··· TEXT BLOCK

VALJEANIUM - Antidepressant. Side effects include increased appetite, especially for products containing starch - e.g., bread.
--Jan Verrey, Alexandria, Va.

THWART - Pre-emergent fungus fighter.
--Mary Olson, Springfield, Va.

VIBUPROFEN - For pain relief after excessive self-gratification.
--Tom Witte, Gaithersburg, Md.
(No Loser ink for #972 or #973)
Congrats!

 

 

Competitions Seeing Loser Ink in 2000

  • Competition #970 (6/26 - 7/3 issue) ironic telephone exchange.
    "Hello? Anheuser-Busch?
    "Waaaaaassssuuuuuuuuupp!"
    --Chris Doyle, Burke, Va.

  • Competition #968 (5/29/00 issue) original names for a rap group.
    The Neoplatoneists
    -- John O'Byrne, Dublin, Ireland

    Dust II Dust
    -- Mary Olson, Springfield, Va.

    Puff Pastryz
    -- Joel Knanishu, Rock Island, Ill.

  • Competition #967 (5/15/00 issue) fables with a punned or mangled moral.
    Hans Holbein grew up on Germany's Baltic coast, where winters are brutally cold. His paintings are celebrated even today for evoking the warm glow of the hearth. To Germans, this makes sense: cold Hans, warm art.
    --Inger Pettygrove, Charlottesville, Va.

    Life was hard for Dolly the sheep after her birth in Scotland. Cast out by the herd, she roamed the hills uttering noisy bleats. As Dolly put it, "I wandered loudly as a clone."
    --Chris Doyle, Burke, Va.

  • Competition #966 (5/1/00 issue) fanciful provenances for a word beginning with the letter O.
    oops -- var. of F l'oupe, magnifying glass. A Parisian jeweler M. Beurredoigts dropped a gem and called for his glasses, "Où sont mes oupes?"
    --Inger Pettygrove, Charlottesville, Va.

    odsbodkins -- fr. odds, chance + bodkin, stiletto. A mild oath expressing surprise, esp. in a serendipitous discovery. (First uttered in a game of Clue: "Odsbodkins! It's Mr. Green in the den with the dagger.")
    --Chris Doyle, Burke, Va.

  • Competition #964 (3/27/00 issue) epitaphs for well-known persons.
    REQUIESCATS
    ----Chris Doyle, Burke, Va. - WINNER!

    WHO WANTS TO BURY A MULTIMILLIONAIRE?
    --Mary Ellen Olson, Falls Church, Va.

  • Competition #961 (2/28/00 issue) group name for a person or thing
    A CLUTCH OF HEART ATTACKS
    --Sandra Hull, Arlington, Va.

······
··· RAW DATA

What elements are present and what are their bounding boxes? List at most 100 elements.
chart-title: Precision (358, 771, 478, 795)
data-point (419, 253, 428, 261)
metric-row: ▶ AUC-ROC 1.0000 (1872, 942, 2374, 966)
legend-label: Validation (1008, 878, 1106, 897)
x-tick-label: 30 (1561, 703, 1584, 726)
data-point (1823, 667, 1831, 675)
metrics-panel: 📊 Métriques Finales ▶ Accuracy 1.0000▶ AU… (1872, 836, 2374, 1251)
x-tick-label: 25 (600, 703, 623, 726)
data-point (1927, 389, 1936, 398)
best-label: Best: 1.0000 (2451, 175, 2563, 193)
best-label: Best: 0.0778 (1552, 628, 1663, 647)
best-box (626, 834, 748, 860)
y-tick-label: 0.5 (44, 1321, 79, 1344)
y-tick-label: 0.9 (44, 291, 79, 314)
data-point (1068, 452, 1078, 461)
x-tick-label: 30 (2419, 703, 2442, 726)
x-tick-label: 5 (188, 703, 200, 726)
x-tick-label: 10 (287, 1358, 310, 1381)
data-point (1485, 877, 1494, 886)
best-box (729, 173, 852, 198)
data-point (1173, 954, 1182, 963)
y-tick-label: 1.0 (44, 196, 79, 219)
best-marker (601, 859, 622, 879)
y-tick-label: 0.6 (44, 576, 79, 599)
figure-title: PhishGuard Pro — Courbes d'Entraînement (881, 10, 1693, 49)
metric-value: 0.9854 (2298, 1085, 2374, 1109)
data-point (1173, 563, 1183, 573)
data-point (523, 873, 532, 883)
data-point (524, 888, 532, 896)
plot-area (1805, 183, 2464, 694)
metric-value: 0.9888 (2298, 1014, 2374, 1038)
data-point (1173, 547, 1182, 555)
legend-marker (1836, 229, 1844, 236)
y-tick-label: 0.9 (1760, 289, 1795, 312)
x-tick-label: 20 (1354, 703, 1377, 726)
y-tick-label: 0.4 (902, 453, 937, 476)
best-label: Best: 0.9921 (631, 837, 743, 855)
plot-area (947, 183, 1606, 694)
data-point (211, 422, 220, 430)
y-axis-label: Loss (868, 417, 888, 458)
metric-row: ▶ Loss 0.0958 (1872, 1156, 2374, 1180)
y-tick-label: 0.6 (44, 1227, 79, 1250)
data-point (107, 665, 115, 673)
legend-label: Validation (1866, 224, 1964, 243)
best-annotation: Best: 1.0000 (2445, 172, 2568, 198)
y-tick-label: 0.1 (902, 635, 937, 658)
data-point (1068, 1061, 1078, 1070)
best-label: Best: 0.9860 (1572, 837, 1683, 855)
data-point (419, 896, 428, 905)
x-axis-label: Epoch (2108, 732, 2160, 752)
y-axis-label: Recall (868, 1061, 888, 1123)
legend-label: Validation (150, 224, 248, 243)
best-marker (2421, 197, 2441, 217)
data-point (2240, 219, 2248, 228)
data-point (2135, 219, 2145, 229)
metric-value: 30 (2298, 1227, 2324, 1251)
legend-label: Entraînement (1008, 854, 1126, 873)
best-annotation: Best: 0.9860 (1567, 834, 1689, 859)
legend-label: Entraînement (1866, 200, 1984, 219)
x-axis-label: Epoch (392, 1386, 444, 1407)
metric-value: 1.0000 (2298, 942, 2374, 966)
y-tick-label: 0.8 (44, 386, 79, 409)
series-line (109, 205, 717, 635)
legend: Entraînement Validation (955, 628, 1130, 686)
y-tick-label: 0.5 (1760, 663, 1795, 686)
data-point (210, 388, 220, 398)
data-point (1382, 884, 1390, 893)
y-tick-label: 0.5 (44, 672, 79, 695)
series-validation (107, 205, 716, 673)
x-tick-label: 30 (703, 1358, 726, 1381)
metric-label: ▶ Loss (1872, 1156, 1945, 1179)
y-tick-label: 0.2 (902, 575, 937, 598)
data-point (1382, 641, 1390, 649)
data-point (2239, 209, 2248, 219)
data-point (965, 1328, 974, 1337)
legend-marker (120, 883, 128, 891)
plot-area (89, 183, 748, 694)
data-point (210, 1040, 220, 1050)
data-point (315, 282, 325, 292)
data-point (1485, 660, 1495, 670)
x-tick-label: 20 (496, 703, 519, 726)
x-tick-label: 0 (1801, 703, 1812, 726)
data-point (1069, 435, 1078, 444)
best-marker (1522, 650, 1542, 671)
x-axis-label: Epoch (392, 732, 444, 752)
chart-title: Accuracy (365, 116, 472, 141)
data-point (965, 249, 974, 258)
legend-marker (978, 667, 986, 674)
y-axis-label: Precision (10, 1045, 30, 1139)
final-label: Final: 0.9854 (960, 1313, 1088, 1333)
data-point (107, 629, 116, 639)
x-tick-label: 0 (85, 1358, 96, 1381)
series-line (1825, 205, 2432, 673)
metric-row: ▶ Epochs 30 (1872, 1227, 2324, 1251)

······

WHAT YOU WILL DO.
- 1) Can you quote the contest entries text, starting with "--Jan Verrey, Alexandria, Va." and going on through "#972 or #973)"?
- 2) Which competition numbers does the contest entries text list under the heading "Competitions Seeing Loser Ink in 2000"?

RESULTS FOR THE EXERCISE.
- 1)
--Jan Verrey, Alexandria, Va.

THWART - Pre-emergent fungus fighter.
--Mary Olson, Springfield, Va.

VIBUPROFEN - For pain relief after excessive self-gratification.
--Tom Witte, Gaithersburg, Md.
(No Loser ink for #972 or #973)

- 2) #970, #968, #967, #966, #964, #961